Chart and figure data:
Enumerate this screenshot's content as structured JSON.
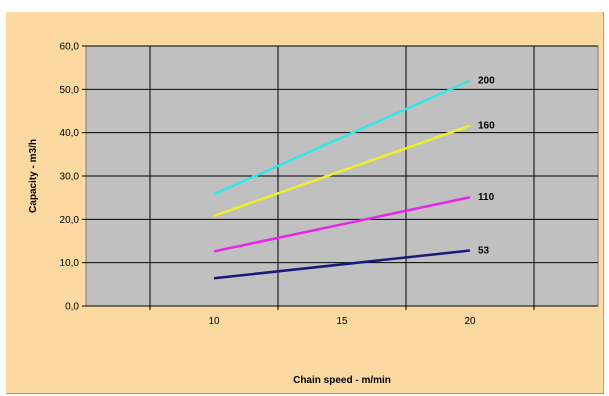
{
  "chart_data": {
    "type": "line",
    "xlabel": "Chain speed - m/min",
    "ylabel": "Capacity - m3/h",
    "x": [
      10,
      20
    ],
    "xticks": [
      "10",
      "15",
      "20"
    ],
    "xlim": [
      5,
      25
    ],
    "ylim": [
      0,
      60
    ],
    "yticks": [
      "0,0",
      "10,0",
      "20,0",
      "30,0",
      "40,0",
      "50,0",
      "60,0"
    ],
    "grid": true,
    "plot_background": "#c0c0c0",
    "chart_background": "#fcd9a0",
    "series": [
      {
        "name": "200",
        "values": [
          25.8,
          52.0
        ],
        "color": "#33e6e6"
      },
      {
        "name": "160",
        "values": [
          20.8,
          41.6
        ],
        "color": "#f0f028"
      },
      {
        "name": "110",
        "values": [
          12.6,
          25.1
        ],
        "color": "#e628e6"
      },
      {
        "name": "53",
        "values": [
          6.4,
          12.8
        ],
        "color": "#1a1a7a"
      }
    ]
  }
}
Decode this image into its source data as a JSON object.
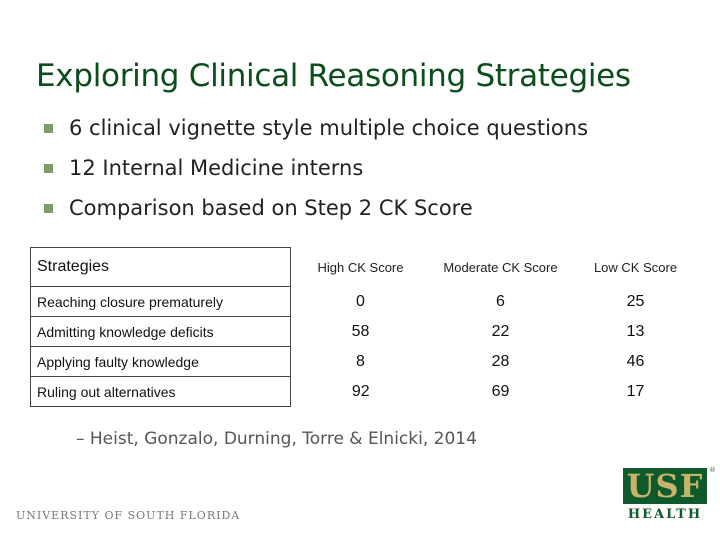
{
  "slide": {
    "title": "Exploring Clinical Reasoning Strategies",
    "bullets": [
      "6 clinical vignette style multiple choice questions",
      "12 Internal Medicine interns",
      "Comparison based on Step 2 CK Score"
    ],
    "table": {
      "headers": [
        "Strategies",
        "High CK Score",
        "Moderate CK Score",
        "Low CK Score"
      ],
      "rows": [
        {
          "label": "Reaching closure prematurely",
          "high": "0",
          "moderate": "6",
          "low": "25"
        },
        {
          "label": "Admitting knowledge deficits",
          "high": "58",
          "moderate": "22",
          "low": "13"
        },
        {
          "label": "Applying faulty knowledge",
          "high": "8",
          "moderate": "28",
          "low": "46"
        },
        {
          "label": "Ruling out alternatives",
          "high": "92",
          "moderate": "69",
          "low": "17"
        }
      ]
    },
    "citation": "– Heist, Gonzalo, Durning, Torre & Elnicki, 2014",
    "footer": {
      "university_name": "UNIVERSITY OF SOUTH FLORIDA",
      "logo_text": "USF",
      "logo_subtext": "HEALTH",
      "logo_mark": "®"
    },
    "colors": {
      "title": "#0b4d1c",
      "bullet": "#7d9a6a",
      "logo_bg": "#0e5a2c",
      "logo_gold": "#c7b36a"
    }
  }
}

--

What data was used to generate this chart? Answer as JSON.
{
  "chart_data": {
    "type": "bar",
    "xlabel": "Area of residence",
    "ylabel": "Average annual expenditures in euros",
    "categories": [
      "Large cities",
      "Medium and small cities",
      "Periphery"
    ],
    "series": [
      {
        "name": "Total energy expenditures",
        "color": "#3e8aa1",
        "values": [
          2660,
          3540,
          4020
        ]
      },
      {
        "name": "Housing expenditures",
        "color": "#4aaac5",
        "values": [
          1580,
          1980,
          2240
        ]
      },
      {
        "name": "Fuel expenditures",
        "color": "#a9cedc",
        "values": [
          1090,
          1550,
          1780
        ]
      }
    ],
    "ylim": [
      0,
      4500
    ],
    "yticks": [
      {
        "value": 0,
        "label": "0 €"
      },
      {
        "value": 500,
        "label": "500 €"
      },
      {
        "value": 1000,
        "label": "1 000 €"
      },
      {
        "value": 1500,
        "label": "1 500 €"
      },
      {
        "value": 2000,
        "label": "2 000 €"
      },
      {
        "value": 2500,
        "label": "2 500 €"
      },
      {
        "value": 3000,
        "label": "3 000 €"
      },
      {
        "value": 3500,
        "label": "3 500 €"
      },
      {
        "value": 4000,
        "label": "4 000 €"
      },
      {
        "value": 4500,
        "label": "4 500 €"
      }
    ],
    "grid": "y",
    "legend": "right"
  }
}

### [AIM OF THE EXERCISE]
What is the number of lines in the listing that contain the string "Strategies"? Reply with that number alone.

### [PROBLEM SOLUTION]
2